___ INFORMATION SHOWN

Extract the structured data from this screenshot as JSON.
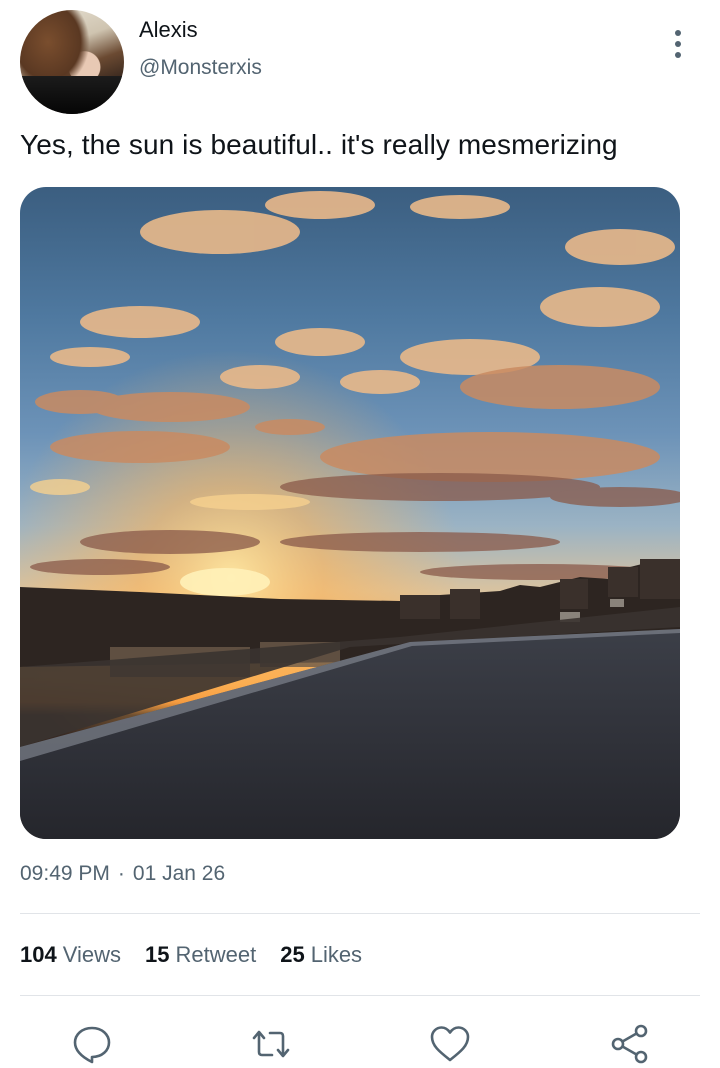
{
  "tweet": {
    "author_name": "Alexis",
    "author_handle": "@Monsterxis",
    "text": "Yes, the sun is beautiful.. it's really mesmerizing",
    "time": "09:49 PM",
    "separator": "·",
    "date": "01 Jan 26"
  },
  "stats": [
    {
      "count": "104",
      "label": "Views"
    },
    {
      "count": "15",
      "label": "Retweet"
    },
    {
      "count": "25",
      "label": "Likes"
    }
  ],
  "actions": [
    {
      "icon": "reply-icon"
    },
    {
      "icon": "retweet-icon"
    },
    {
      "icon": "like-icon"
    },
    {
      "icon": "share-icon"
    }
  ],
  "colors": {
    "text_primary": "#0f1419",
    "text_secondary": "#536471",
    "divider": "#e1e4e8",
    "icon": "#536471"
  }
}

______
___ INFORMATION SHOWN

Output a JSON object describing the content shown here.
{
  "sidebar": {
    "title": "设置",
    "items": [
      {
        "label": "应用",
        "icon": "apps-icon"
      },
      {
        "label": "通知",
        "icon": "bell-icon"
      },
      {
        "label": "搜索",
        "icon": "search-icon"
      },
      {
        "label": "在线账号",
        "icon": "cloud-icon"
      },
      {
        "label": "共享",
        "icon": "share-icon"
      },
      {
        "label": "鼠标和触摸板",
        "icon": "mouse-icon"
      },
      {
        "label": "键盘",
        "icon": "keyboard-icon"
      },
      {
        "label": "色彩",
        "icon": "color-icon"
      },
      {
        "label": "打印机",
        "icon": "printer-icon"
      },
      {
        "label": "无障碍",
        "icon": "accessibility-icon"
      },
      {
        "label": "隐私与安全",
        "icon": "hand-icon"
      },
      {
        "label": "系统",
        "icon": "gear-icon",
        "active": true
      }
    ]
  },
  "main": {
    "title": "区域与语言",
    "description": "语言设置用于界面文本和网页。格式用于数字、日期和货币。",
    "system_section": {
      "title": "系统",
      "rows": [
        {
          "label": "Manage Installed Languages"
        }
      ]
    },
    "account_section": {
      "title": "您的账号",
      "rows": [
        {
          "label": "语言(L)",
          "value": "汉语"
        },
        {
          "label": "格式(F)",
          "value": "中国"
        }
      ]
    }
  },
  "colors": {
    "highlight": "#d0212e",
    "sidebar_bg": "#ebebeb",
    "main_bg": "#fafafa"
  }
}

______
___ INFORMATION SHOWN

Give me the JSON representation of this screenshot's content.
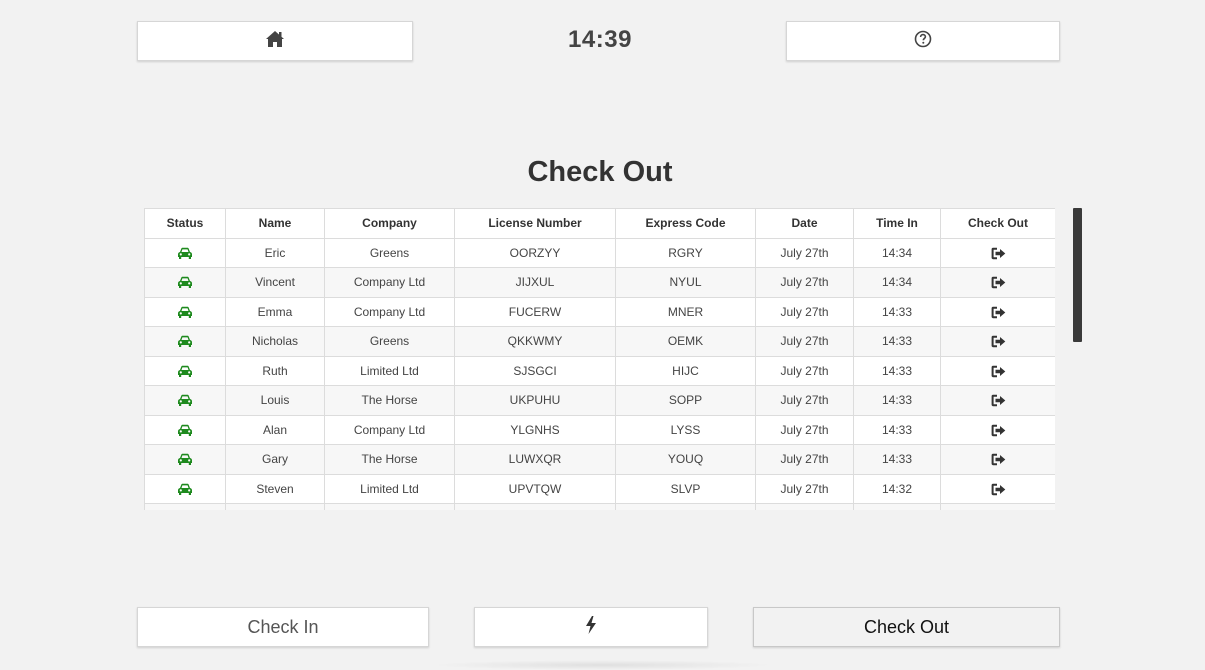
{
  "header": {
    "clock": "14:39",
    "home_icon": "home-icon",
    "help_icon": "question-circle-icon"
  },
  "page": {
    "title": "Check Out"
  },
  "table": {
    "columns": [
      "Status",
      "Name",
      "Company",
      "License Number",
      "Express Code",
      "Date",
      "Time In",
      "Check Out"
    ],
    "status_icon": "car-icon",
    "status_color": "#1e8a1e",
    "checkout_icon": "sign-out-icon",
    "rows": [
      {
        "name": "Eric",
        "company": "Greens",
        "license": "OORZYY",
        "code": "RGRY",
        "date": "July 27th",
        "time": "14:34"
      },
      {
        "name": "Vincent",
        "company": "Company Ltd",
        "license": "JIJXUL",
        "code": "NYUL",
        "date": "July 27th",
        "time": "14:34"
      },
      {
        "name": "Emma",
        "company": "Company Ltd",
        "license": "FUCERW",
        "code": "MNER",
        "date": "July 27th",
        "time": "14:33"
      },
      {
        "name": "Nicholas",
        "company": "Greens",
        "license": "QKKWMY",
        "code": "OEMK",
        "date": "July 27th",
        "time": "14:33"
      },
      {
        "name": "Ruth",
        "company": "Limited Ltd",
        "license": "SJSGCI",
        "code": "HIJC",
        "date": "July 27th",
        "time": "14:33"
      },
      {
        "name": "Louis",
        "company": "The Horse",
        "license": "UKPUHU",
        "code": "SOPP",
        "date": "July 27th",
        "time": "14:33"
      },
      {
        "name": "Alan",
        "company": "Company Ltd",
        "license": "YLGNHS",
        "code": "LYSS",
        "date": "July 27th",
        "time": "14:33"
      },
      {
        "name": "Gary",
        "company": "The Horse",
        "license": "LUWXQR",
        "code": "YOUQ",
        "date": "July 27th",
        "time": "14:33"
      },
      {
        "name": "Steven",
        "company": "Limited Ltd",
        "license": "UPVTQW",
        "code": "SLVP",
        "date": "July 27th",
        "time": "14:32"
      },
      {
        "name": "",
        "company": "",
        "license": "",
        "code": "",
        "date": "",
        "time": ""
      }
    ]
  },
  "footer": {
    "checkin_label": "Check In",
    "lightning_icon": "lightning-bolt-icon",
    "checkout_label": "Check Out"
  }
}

______

• THE TASK: Copy every line from the entries that contains the word "title".

• SOLUTION TO THIS PROBLEM:
    "title": "设置",
    "title": "区域与语言",
      "title": "系统",
      "title": "您的账号",
    "title": "Check Out"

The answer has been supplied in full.